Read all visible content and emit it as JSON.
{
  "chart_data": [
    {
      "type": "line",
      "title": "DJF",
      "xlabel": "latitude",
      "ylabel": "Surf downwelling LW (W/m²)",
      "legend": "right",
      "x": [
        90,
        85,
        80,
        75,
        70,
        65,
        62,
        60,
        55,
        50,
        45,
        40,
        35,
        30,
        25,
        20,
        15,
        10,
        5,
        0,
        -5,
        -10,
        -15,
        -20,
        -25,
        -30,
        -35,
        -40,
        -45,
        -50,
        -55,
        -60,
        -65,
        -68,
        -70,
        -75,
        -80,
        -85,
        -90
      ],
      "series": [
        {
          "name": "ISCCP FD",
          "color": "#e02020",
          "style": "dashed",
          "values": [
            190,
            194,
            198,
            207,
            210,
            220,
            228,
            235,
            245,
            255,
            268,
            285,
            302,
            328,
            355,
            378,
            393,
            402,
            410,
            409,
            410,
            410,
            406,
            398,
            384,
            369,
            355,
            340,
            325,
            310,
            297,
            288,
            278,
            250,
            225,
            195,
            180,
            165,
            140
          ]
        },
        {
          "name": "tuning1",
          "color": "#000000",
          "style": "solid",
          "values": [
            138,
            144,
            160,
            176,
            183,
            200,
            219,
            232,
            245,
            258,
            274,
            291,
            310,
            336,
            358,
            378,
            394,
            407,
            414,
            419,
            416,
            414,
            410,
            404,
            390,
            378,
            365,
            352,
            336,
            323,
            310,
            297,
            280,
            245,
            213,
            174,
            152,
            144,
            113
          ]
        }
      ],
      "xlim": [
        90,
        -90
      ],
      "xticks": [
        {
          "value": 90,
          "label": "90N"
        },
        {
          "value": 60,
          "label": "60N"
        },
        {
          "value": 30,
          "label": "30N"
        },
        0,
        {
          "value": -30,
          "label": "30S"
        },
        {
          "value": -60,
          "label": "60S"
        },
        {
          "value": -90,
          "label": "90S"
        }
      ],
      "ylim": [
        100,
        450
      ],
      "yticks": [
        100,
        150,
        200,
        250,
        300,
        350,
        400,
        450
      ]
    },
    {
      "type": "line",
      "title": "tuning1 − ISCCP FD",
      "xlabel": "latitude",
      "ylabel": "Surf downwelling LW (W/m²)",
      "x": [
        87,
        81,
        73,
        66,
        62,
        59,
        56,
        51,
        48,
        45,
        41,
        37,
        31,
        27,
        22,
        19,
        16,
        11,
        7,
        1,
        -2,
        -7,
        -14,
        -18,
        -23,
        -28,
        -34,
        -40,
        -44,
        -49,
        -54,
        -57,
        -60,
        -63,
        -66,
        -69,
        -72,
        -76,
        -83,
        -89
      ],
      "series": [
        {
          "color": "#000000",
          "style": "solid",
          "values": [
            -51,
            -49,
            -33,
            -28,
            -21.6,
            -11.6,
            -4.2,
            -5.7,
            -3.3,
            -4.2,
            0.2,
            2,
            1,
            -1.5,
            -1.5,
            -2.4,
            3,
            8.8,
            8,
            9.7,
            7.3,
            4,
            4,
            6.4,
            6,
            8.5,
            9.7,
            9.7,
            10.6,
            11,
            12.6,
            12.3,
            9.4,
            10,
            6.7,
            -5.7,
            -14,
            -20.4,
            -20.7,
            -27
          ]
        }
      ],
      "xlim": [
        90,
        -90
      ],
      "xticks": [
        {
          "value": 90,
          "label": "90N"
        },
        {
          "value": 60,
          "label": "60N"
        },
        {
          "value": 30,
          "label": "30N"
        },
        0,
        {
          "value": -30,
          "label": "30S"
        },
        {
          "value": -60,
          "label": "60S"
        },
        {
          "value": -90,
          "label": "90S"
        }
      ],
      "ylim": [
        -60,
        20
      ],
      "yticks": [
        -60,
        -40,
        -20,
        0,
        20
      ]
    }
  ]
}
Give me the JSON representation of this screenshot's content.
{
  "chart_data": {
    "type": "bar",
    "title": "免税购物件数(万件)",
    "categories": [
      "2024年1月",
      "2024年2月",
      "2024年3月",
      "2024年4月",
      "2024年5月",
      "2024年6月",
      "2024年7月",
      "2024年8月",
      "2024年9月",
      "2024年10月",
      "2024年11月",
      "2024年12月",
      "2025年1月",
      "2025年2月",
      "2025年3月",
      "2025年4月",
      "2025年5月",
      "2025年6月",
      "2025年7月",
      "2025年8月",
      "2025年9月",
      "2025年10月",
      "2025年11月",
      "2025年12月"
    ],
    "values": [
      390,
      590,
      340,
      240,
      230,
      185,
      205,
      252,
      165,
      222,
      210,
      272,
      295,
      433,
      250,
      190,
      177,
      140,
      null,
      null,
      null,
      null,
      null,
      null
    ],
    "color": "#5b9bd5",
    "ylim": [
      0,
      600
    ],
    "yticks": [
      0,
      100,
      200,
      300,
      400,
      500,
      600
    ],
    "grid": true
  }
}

SET TASK: Extract each line from the entries above that contains the string "title".

ANSWER FOR THIS EXERCISE:
      "title": "DJF",
      "title": "tuning1 − ISCCP FD",
    "title": "免税购物件数(万件)",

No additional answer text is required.